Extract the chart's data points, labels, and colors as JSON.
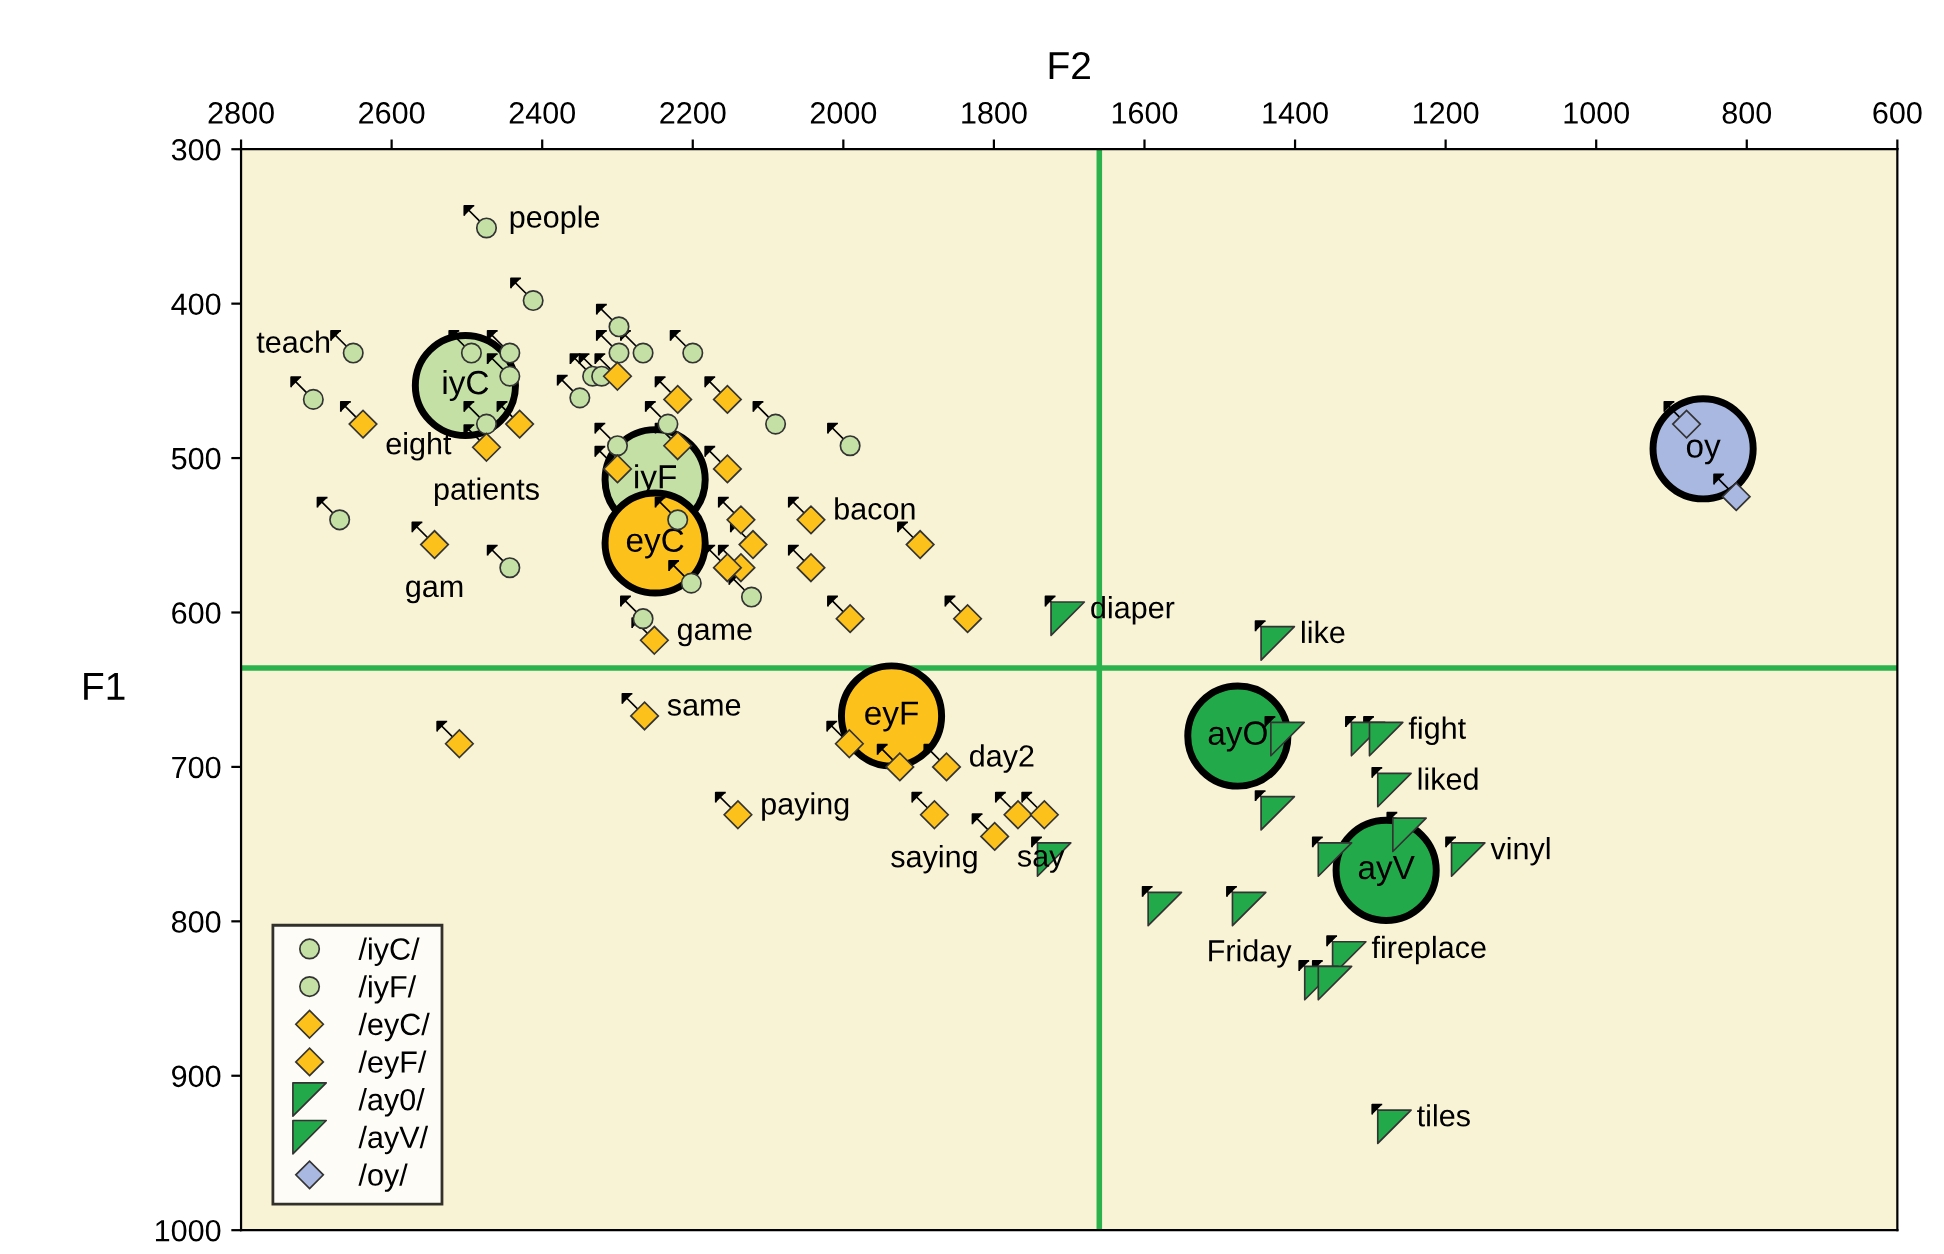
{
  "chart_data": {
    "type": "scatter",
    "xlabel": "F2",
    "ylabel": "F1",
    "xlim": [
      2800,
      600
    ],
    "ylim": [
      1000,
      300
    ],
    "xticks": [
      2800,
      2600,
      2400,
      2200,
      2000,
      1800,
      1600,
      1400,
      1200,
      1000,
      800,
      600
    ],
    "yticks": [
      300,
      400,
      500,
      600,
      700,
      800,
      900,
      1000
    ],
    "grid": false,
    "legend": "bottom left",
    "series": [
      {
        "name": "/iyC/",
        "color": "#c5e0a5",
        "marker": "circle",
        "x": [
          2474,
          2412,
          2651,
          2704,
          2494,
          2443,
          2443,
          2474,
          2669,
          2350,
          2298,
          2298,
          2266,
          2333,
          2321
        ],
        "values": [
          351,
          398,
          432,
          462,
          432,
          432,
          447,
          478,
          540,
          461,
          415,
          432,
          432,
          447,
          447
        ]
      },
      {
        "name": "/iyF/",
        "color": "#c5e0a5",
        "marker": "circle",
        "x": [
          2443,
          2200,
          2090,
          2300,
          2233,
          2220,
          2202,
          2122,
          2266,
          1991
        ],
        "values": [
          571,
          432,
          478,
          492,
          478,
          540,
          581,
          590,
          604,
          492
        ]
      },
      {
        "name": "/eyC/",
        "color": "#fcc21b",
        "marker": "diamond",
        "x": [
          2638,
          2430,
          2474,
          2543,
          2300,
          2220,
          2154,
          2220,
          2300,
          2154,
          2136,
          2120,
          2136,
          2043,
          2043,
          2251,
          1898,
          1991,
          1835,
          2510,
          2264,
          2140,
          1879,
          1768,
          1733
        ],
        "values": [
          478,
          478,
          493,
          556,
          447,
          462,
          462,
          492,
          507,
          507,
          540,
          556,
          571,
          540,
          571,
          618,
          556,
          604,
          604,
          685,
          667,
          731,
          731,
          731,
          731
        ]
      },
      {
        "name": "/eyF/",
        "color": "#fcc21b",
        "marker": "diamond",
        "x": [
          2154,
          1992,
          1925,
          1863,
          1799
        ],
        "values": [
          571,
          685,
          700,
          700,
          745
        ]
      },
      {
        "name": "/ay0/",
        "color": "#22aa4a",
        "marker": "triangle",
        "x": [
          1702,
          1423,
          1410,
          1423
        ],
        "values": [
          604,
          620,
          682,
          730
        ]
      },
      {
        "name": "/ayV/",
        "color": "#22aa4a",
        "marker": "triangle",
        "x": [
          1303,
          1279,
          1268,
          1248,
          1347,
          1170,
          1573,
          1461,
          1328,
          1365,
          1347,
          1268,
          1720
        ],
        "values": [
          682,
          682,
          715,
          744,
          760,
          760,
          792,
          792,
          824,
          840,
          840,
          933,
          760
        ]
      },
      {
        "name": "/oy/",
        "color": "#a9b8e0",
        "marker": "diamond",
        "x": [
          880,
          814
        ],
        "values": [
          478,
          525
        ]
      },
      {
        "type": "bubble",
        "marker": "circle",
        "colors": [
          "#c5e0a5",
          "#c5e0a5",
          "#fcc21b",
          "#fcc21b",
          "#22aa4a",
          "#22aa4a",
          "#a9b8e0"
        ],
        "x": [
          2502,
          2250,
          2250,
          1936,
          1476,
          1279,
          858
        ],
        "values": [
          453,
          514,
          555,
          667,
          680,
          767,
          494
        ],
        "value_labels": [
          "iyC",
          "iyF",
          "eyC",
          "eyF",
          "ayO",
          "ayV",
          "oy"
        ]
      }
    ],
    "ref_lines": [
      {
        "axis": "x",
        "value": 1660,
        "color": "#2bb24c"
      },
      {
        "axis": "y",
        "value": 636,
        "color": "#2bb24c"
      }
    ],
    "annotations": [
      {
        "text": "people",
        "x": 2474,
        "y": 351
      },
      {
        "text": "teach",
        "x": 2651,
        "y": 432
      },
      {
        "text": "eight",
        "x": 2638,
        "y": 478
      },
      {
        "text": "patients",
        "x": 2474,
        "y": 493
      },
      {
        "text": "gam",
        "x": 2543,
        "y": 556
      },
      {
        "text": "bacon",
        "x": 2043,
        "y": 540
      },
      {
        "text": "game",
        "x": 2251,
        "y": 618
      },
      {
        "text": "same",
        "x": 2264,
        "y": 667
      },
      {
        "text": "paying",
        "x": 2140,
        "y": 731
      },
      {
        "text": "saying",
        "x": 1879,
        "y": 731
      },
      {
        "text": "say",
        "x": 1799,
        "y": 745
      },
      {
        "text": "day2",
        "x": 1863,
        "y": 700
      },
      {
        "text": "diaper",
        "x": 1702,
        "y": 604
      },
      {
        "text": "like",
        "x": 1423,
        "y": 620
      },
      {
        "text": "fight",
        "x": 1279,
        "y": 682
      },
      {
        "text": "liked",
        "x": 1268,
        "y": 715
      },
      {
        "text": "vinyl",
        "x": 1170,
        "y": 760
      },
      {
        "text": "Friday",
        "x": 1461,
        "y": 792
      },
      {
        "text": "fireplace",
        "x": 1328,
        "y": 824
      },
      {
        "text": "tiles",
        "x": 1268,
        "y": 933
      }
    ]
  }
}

---

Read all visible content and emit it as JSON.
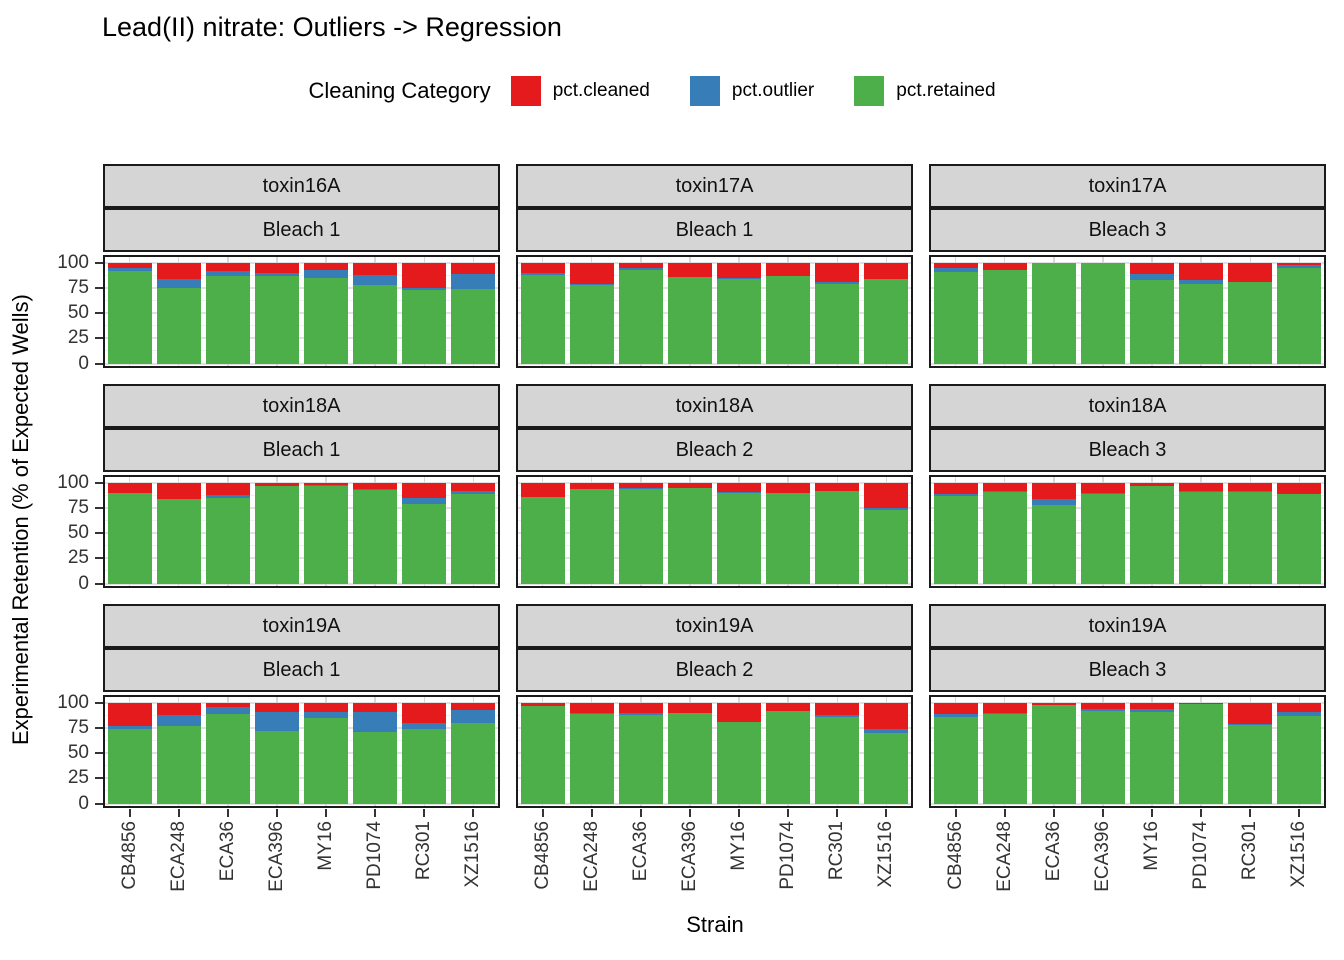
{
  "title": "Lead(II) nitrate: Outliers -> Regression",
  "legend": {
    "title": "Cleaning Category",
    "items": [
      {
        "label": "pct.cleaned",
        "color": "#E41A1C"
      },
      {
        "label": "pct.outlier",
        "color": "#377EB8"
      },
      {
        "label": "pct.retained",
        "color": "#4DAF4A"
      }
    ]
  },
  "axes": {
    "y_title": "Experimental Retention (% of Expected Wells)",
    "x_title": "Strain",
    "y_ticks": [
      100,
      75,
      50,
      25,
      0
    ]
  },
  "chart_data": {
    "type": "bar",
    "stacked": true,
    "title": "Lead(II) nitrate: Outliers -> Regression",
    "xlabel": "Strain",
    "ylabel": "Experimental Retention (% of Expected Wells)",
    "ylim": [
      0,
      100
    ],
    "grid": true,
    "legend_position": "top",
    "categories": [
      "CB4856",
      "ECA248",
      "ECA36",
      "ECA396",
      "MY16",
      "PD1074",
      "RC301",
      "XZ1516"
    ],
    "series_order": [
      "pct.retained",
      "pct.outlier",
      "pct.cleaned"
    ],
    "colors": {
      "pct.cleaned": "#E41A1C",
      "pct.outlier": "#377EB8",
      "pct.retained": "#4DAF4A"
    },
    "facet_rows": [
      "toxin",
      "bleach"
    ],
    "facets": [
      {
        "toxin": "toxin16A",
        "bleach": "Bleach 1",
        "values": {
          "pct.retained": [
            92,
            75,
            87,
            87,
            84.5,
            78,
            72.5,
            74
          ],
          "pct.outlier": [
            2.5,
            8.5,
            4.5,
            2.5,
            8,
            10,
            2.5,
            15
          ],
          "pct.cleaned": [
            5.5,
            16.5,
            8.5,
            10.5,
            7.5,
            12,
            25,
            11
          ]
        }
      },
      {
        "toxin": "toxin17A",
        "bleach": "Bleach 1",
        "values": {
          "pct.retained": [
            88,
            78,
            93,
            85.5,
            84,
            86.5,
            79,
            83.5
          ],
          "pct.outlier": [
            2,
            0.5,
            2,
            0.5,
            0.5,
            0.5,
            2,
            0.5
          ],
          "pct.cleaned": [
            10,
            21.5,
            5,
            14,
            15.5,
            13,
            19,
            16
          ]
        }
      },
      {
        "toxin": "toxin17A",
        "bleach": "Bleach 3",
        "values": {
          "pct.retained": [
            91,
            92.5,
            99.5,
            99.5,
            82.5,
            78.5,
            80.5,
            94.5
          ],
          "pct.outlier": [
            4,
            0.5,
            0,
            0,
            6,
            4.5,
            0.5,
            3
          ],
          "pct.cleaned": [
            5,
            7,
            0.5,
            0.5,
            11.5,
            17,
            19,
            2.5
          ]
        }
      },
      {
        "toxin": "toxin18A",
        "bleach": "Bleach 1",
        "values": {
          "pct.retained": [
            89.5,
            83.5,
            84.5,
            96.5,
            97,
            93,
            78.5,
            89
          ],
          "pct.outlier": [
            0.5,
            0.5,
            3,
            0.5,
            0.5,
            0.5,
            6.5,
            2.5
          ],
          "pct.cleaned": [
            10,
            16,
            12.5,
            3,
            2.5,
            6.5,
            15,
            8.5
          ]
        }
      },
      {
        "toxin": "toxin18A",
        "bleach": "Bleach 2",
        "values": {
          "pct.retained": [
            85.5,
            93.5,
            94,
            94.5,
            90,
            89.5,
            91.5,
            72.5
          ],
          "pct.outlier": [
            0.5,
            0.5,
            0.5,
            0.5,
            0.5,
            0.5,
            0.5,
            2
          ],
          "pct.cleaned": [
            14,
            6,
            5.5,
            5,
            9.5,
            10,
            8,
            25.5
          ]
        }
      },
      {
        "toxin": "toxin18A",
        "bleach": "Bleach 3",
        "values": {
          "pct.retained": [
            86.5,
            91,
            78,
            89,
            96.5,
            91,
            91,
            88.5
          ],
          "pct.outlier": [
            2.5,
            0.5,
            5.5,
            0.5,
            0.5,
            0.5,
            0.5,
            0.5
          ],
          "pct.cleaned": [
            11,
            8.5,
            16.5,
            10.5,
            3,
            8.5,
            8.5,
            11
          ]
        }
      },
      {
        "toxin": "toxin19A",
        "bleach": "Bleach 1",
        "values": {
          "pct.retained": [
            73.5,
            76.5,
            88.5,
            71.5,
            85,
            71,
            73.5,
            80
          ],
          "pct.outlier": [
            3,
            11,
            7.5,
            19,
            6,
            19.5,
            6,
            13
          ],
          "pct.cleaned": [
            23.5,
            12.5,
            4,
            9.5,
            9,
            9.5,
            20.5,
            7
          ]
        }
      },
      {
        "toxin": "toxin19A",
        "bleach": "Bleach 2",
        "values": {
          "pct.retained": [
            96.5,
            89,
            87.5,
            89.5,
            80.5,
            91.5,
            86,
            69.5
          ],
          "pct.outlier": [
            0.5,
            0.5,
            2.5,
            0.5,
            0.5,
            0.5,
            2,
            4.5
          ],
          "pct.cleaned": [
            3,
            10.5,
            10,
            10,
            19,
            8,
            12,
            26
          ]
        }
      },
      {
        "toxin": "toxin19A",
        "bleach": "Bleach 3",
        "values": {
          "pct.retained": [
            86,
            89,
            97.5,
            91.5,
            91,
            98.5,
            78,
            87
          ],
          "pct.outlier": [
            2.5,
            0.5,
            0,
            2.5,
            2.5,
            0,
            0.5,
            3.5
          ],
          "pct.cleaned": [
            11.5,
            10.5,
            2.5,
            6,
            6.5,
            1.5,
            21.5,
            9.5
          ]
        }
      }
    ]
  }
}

---

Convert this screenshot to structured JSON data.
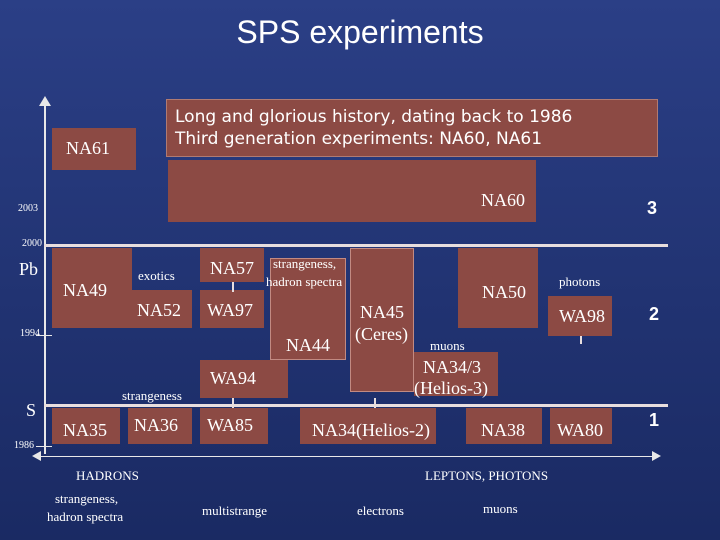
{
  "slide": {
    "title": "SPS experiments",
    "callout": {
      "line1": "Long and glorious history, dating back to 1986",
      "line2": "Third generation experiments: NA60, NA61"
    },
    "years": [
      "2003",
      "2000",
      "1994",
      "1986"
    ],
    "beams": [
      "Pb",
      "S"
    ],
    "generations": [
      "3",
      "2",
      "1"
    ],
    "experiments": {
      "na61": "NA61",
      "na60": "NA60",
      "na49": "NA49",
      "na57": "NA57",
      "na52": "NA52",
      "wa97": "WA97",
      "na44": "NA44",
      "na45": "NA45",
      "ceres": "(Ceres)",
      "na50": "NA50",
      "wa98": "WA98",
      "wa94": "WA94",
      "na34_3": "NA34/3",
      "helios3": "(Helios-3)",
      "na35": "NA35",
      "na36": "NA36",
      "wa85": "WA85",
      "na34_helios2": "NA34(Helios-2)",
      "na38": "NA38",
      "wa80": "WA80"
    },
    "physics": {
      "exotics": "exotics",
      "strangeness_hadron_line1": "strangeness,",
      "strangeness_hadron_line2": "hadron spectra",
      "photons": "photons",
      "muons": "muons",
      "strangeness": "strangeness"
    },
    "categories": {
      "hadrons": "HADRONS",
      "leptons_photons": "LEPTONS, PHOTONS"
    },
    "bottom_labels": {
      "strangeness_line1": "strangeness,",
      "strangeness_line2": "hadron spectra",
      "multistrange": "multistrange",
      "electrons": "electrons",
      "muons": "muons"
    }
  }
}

### The task
Give the number of lines in the listing that hold the string "Wells". Add nothing else.

### Answer
2